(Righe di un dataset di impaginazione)
┄┄┄┄┄┄┄┄┄┄┄┄┄┄┄┄┄┄┄┄

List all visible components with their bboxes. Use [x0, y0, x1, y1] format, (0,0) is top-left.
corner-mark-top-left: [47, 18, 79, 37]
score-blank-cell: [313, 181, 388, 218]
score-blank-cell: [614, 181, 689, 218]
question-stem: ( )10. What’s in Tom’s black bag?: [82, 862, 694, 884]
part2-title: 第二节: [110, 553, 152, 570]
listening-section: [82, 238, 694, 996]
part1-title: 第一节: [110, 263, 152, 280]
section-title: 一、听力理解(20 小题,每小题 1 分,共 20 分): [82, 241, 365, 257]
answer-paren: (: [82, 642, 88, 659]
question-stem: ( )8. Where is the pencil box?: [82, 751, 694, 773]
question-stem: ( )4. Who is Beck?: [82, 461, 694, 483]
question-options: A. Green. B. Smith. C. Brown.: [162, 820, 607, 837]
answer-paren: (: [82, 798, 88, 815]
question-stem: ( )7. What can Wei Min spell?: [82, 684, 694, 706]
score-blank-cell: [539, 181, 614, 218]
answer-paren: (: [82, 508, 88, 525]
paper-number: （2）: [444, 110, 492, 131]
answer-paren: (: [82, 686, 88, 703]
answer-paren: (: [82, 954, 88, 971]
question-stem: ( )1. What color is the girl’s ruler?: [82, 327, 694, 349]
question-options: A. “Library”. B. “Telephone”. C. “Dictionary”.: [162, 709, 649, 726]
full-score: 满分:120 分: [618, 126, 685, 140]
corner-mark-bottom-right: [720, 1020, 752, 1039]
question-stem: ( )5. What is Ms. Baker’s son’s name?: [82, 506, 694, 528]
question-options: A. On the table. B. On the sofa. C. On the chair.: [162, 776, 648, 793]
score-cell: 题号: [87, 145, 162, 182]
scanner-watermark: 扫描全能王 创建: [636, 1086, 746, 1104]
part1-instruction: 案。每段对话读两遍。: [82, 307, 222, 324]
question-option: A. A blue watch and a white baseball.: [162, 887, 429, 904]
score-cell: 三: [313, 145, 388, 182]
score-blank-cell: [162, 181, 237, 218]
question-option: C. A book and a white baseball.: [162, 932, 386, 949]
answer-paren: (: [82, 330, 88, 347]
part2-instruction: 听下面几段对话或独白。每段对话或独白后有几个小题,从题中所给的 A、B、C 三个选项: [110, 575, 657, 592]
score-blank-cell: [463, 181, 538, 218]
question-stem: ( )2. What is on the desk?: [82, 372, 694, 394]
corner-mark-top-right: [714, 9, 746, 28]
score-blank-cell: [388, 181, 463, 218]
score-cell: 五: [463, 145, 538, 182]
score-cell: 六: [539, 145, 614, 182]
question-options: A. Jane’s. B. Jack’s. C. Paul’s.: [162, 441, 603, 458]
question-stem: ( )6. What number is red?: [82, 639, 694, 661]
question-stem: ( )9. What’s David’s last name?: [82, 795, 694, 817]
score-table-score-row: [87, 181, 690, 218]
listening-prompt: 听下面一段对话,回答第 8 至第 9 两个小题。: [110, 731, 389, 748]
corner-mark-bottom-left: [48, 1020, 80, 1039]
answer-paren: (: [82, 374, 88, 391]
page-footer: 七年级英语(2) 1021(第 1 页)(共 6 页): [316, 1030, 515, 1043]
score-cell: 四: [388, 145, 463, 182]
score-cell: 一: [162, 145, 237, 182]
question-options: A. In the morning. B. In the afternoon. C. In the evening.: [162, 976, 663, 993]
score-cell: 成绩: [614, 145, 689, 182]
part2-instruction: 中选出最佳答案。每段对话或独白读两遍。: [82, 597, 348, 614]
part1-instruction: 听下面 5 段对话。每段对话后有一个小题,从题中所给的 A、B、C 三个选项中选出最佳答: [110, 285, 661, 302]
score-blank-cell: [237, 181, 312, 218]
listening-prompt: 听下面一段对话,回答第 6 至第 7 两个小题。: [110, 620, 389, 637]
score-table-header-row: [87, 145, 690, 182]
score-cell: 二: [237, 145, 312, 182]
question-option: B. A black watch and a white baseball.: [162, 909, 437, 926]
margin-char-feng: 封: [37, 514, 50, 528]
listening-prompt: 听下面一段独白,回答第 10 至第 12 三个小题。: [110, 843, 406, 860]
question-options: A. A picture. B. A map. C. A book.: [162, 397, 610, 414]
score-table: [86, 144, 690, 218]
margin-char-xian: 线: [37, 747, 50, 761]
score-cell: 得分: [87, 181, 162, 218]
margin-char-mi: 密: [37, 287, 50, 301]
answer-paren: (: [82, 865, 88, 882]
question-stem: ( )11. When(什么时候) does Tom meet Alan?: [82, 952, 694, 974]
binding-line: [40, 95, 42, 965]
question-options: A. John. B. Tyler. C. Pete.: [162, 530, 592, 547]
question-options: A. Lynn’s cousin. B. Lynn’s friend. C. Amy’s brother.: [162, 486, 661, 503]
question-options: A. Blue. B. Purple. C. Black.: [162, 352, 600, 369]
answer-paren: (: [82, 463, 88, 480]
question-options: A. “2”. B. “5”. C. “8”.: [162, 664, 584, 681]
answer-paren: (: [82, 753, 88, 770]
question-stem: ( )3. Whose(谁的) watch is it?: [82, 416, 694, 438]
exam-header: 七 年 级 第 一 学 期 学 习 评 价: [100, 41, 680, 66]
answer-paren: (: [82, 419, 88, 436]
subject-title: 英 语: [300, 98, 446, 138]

┄┄┄┄┄┄┄┄┄┄┄┄┄┄┄┄┄┄┄┄

* Dettagli del compito: Selezioni dai dati e trascriva ogni riga in cui compare la stringa "header", tenendo conto della distinzione tra maiuscole e minuscole.

* Risposta al compito:
score-table-header-row: [87, 145, 690, 182]
exam-header: 七 年 级 第 一 学 期 学 习 评 价: [100, 41, 680, 66]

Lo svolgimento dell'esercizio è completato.